(Extracted records)
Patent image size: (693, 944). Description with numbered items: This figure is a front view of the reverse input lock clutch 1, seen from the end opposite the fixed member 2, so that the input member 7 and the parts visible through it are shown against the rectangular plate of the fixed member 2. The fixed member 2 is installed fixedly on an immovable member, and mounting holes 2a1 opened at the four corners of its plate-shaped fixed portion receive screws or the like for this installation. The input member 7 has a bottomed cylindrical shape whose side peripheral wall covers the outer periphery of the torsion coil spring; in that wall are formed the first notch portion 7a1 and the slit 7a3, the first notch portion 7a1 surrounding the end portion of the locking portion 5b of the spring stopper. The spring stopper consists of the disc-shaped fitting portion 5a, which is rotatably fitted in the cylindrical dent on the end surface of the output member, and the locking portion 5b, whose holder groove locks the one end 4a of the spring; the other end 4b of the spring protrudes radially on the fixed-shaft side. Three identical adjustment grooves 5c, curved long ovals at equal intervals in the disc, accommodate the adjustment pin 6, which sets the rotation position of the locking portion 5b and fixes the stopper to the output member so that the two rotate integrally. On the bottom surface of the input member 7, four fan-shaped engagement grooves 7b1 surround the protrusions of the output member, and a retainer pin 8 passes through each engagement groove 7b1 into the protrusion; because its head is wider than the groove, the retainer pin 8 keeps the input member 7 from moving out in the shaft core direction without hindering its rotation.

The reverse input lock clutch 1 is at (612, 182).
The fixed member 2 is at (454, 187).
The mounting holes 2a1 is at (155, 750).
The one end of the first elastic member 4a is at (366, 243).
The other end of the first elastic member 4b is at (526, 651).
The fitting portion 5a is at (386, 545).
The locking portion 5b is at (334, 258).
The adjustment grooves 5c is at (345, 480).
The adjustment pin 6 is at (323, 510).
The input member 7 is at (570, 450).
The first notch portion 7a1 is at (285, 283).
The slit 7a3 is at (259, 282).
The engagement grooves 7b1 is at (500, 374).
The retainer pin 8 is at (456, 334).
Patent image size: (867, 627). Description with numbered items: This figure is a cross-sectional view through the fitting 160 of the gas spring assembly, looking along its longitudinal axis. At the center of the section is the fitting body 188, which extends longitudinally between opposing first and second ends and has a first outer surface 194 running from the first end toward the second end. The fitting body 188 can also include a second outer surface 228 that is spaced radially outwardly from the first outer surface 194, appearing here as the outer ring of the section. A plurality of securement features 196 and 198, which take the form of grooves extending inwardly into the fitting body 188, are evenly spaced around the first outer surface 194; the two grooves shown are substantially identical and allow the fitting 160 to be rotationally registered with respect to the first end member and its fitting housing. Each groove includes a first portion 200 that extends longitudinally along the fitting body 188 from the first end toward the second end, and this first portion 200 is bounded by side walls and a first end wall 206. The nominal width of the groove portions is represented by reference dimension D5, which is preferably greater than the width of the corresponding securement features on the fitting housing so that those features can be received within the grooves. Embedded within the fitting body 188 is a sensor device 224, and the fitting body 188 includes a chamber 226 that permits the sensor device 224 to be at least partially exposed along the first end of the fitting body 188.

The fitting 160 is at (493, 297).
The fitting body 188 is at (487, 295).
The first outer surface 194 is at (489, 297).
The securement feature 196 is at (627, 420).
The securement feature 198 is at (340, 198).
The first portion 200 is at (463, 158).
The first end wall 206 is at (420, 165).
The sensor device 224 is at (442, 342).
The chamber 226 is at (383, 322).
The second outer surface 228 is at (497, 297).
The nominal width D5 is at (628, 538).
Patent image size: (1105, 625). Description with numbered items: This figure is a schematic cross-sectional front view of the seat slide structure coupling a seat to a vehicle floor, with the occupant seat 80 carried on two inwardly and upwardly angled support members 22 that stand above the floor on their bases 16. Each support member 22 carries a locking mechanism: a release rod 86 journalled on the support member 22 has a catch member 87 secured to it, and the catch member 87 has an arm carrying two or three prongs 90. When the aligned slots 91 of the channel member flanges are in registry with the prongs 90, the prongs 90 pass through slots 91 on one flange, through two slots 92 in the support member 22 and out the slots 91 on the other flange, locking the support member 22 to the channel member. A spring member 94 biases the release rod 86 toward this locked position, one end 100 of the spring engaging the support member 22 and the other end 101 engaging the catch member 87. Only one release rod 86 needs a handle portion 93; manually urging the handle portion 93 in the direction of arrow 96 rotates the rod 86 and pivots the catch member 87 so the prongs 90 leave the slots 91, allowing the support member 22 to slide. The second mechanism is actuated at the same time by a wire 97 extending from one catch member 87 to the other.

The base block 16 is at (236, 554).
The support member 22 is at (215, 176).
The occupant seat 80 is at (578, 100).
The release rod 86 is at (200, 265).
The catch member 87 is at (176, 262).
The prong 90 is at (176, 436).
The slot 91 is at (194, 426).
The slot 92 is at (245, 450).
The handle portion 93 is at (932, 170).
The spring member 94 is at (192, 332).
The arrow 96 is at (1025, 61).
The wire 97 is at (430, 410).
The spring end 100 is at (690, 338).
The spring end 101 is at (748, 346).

Stated goal
Convert the records from the line containing "Patent image size: (1105, 625)." through the line containing "The release rod 86 is at (200, 265).", inclusive, into a two-column CSV with the header text,answer. Use one row per record, and put its text and its answer each in a single quoted field with line breaks replaced by spaces.

Result of this task
text,answer
"Patent image size: (1105, 625). Description with numbered items: This figure is a schematic cross-sectional front view of the seat slide structure coupling a seat to a vehicle floor, with the occupant seat 80 carried on two inwardly and upwardly angled support members 22 that stand above the floor on their bases 16. Each support member 22 carries a locking mechanism: a release rod 86 journalled on the support member 22 has a catch member 87 secured to it, and the catch member 87 has an arm carrying two or three prongs 90. When the aligned slots 91 of the channel member flanges are in registry with the prongs 90, the prongs 90 pass through slots 91 on one flange, through two slots 92 in the support member 22 and out the slots 91 on the other flange, locking the support member 22 to the channel member. A spring member 94 biases the release rod 86 toward this locked position, one end 100 of the spring engaging the support member 22 and the other end 101 engaging the catch member 87. Only one release rod 86 needs a handle portion 93; manually urging the handle portion 93 in the direction of arrow 96 rotates the rod 86 and pivots the catch member 87 so the prongs 90 leave the slots 91, allowing the support member 22 to slide. The second mechanism is actuated at the same time by a wire 97 extending from one catch member 87 to the other.","The base block 16 is at (236, 554). The support member 22 is at (215, 176). The occupant seat 80 is at (578, 100). The release rod 86 is at (200, 265)."